### PROVIDED DATA
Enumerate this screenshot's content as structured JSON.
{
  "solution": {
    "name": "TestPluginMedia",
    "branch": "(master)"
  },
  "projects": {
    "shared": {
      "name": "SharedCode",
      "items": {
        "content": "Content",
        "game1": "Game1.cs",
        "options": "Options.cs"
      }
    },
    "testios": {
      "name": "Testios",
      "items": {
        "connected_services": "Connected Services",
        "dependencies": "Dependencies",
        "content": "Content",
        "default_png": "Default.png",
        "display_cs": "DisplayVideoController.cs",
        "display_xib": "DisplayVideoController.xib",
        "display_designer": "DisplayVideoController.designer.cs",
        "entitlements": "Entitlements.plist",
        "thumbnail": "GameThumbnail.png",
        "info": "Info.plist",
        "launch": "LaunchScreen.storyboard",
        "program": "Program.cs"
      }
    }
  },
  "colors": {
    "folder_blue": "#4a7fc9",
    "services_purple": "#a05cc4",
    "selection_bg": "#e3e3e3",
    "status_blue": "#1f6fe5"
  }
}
* * *
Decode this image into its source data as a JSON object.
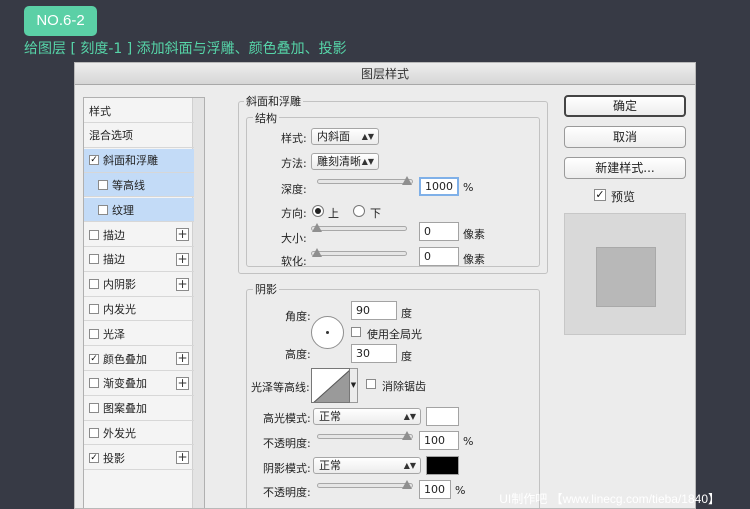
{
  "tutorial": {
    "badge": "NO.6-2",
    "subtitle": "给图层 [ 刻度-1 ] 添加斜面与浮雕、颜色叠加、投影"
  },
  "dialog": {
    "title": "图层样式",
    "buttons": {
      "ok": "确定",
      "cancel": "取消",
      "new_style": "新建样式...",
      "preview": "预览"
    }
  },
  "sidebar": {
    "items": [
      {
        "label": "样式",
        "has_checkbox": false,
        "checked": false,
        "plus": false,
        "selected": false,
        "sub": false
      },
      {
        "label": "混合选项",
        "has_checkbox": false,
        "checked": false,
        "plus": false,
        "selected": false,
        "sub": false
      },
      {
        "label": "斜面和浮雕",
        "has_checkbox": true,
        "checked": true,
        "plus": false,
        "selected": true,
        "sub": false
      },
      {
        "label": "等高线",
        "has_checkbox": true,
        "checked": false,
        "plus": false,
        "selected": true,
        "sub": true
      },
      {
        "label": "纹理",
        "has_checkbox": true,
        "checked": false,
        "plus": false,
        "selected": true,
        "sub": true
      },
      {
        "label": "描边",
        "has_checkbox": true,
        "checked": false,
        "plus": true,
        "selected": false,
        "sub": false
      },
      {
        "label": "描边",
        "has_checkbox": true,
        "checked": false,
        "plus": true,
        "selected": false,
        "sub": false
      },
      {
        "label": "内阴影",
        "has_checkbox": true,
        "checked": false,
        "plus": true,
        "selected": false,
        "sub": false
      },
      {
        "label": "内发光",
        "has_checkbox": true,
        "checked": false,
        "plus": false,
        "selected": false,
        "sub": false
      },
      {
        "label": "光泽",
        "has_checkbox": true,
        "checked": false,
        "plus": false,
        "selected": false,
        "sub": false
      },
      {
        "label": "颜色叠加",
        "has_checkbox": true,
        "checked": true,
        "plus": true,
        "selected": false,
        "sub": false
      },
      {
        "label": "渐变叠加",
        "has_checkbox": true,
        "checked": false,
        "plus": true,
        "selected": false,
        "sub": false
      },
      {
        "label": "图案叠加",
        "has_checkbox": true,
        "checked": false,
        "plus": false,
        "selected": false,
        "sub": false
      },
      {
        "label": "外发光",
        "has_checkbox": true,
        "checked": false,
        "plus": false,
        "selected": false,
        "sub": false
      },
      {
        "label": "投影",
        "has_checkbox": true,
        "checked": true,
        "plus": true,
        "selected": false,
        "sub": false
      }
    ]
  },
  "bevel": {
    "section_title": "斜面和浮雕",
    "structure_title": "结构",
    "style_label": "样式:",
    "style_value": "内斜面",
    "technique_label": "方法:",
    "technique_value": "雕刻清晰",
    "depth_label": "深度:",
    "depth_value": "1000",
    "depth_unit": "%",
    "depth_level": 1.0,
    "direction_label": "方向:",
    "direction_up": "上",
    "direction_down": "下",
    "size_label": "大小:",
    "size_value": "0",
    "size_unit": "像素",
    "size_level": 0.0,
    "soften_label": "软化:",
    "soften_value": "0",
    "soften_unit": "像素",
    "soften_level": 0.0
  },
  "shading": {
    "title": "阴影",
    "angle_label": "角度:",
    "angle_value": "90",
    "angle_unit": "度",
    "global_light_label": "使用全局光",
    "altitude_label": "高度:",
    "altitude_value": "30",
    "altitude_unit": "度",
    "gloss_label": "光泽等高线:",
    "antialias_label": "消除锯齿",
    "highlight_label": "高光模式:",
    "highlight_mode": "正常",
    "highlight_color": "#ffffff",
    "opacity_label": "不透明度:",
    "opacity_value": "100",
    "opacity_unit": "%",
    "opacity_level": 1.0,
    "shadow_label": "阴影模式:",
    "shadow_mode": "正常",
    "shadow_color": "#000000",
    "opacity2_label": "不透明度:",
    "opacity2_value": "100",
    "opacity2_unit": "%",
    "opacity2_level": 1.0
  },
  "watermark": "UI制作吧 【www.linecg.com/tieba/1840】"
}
==
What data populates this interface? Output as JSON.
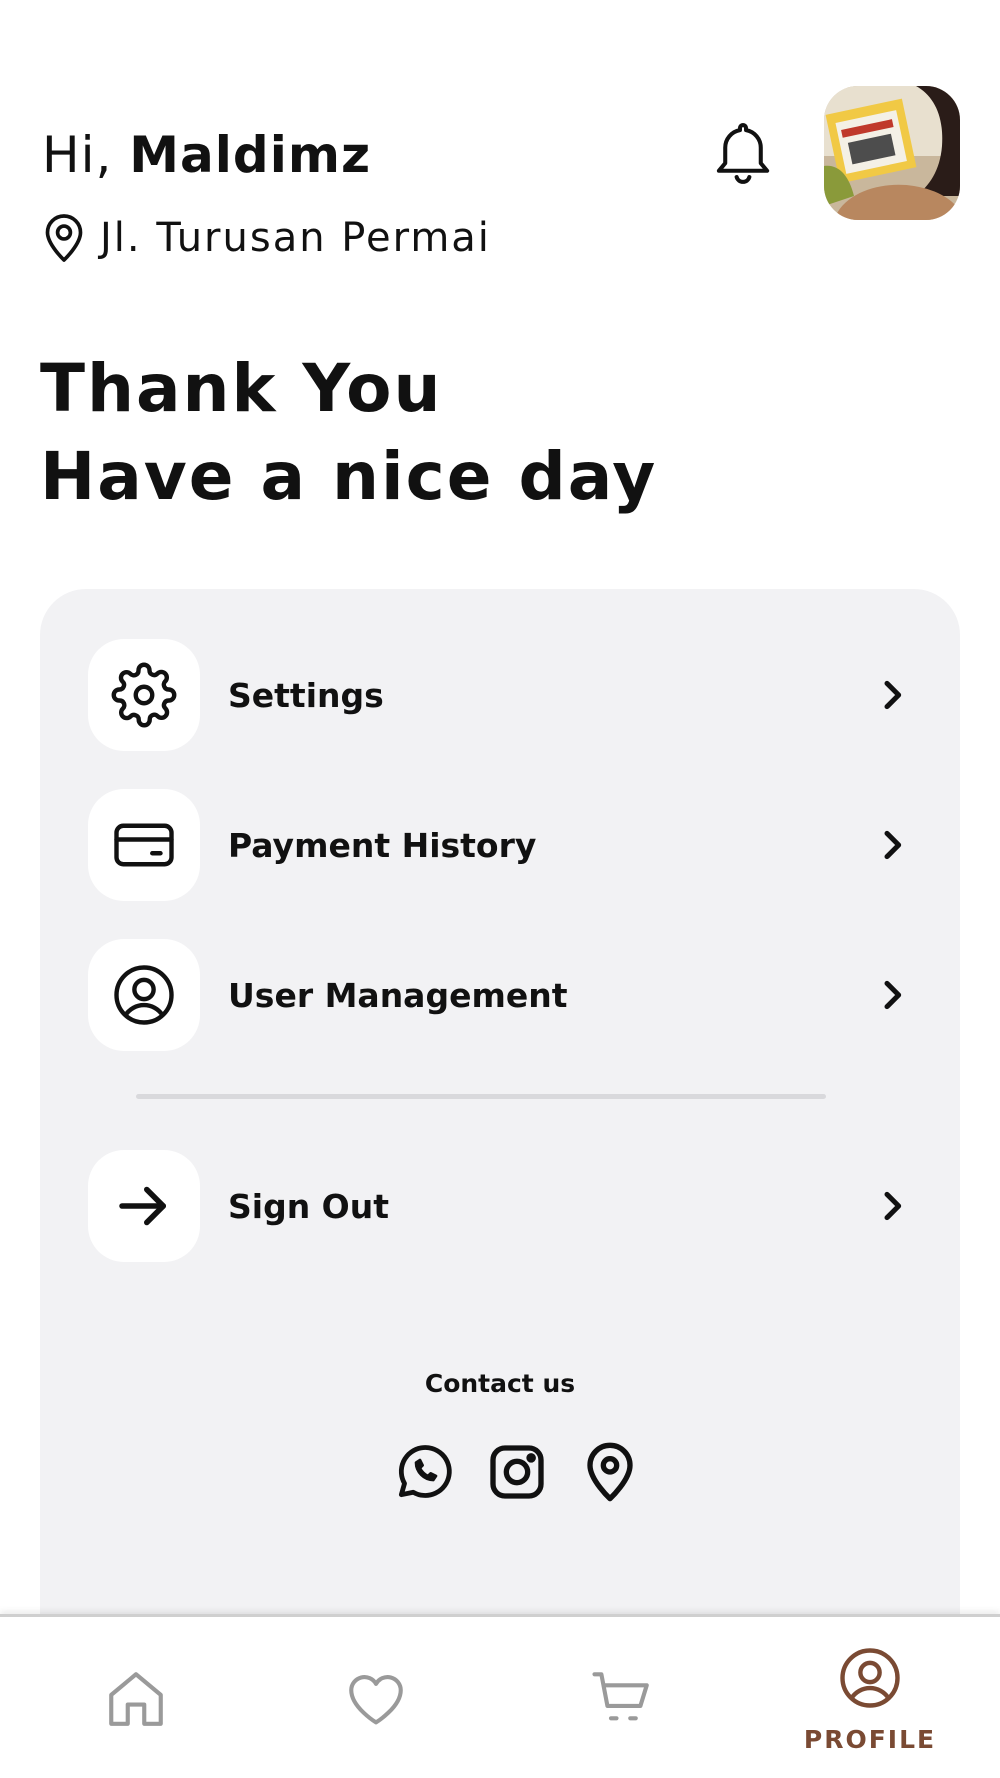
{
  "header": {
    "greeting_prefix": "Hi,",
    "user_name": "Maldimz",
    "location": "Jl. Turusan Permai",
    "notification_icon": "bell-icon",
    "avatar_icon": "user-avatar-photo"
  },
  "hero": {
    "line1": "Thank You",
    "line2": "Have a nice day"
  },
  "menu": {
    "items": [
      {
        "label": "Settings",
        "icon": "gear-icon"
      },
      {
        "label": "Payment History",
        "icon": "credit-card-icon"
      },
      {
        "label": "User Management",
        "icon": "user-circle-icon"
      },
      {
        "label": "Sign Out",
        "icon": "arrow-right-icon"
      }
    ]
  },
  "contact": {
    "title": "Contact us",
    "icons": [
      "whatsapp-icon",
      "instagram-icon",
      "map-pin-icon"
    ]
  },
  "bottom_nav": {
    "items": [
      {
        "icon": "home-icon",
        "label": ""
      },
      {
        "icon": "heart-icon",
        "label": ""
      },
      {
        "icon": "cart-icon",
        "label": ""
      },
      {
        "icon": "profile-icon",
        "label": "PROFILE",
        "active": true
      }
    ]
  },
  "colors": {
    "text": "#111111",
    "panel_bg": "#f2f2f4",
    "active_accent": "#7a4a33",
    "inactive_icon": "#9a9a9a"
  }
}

### AIM OF THE TASK
Copy out every line from the material above in which the word "JSON" appears.

### RESULT OF THE TASK
Enumerate this screenshot's content as structured JSON.
Decode this image into its source data as a JSON object.
What data populates this interface? Output as JSON.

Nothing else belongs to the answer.